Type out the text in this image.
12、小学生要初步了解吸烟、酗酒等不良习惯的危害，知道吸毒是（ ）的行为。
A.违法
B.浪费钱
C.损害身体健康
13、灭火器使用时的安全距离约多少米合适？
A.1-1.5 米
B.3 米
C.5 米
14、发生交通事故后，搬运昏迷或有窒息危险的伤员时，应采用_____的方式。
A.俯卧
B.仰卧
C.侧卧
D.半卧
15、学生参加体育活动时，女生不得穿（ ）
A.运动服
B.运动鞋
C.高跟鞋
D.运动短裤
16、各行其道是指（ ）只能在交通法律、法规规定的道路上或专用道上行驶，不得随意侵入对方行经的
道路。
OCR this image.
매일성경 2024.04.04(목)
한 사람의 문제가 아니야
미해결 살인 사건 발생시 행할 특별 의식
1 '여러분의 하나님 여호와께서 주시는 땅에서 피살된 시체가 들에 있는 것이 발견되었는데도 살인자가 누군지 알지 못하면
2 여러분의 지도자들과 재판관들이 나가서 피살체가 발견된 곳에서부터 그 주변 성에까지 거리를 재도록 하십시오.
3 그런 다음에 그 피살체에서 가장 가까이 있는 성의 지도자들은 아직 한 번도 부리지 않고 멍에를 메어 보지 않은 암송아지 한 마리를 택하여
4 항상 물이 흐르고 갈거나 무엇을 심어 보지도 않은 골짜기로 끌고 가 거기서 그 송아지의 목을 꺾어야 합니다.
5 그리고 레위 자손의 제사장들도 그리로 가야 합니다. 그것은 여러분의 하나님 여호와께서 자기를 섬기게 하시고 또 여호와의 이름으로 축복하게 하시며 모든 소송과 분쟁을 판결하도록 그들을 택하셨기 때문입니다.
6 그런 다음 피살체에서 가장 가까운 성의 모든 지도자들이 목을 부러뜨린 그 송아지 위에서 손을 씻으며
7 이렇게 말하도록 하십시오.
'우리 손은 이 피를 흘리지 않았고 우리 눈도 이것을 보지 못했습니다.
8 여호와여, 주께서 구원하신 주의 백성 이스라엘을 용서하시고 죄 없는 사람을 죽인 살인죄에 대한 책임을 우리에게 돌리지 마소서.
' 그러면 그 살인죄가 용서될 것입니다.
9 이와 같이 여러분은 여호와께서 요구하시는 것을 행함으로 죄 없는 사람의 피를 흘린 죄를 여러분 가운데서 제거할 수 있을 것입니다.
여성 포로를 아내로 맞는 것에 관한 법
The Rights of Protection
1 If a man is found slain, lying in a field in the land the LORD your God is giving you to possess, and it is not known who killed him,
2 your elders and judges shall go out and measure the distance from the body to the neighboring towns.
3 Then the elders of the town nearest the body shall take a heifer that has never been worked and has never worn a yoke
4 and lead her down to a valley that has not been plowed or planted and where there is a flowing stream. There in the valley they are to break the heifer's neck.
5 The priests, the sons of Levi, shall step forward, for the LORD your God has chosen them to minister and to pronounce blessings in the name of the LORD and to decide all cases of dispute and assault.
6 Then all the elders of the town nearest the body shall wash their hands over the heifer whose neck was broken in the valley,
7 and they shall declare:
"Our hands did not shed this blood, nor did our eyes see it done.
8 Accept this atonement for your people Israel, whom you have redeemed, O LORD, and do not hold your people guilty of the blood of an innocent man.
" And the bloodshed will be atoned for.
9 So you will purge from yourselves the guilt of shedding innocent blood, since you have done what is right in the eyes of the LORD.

┄┄┄┄┄┄┄┄┄┄

### Brief
Retype the listing above in full, with no alterations.

### The result
Type out the text in this image.
12、小学生要初步了解吸烟、酗酒等不良习惯的危害，知道吸毒是（ ）的行为。
A.违法
B.浪费钱
C.损害身体健康
13、灭火器使用时的安全距离约多少米合适？
A.1-1.5 米
B.3 米
C.5 米
14、发生交通事故后，搬运昏迷或有窒息危险的伤员时，应采用_____的方式。
A.俯卧
B.仰卧
C.侧卧
D.半卧
15、学生参加体育活动时，女生不得穿（ ）
A.运动服
B.运动鞋
C.高跟鞋
D.运动短裤
16、各行其道是指（ ）只能在交通法律、法规规定的道路上或专用道上行驶，不得随意侵入对方行经的
道路。
OCR this image.
매일성경 2024.04.04(목)
한 사람의 문제가 아니야
미해결 살인 사건 발생시 행할 특별 의식
1 '여러분의 하나님 여호와께서 주시는 땅에서 피살된 시체가 들에 있는 것이 발견되었는데도 살인자가 누군지 알지 못하면
2 여러분의 지도자들과 재판관들이 나가서 피살체가 발견된 곳에서부터 그 주변 성에까지 거리를 재도록 하십시오.
3 그런 다음에 그 피살체에서 가장 가까이 있는 성의 지도자들은 아직 한 번도 부리지 않고 멍에를 메어 보지 않은 암송아지 한 마리를 택하여
4 항상 물이 흐르고 갈거나 무엇을 심어 보지도 않은 골짜기로 끌고 가 거기서 그 송아지의 목을 꺾어야 합니다.
5 그리고 레위 자손의 제사장들도 그리로 가야 합니다. 그것은 여러분의 하나님 여호와께서 자기를 섬기게 하시고 또 여호와의 이름으로 축복하게 하시며 모든 소송과 분쟁을 판결하도록 그들을 택하셨기 때문입니다.
6 그런 다음 피살체에서 가장 가까운 성의 모든 지도자들이 목을 부러뜨린 그 송아지 위에서 손을 씻으며
7 이렇게 말하도록 하십시오.
'우리 손은 이 피를 흘리지 않았고 우리 눈도 이것을 보지 못했습니다.
8 여호와여, 주께서 구원하신 주의 백성 이스라엘을 용서하시고 죄 없는 사람을 죽인 살인죄에 대한 책임을 우리에게 돌리지 마소서.
' 그러면 그 살인죄가 용서될 것입니다.
9 이와 같이 여러분은 여호와께서 요구하시는 것을 행함으로 죄 없는 사람의 피를 흘린 죄를 여러분 가운데서 제거할 수 있을 것입니다.
여성 포로를 아내로 맞는 것에 관한 법
The Rights of Protection
1 If a man is found slain, lying in a field in the land the LORD your God is giving you to possess, and it is not known who killed him,
2 your elders and judges shall go out and measure the distance from the body to the neighboring towns.
3 Then the elders of the town nearest the body shall take a heifer that has never been worked and has never worn a yoke
4 and lead her down to a valley that has not been plowed or planted and where there is a flowing stream. There in the valley they are to break the heifer's neck.
5 The priests, the sons of Levi, shall step forward, for the LORD your God has chosen them to minister and to pronounce blessings in the name of the LORD and to decide all cases of dispute and assault.
6 Then all the elders of the town nearest the body shall wash their hands over the heifer whose neck was broken in the valley,
7 and they shall declare:
"Our hands did not shed this blood, nor did our eyes see it done.
8 Accept this atonement for your people Israel, whom you have redeemed, O LORD, and do not hold your people guilty of the blood of an innocent man.
" And the bloodshed will be atoned for.
9 So you will purge from yourselves the guilt of shedding innocent blood, since you have done what is right in the eyes of the LORD.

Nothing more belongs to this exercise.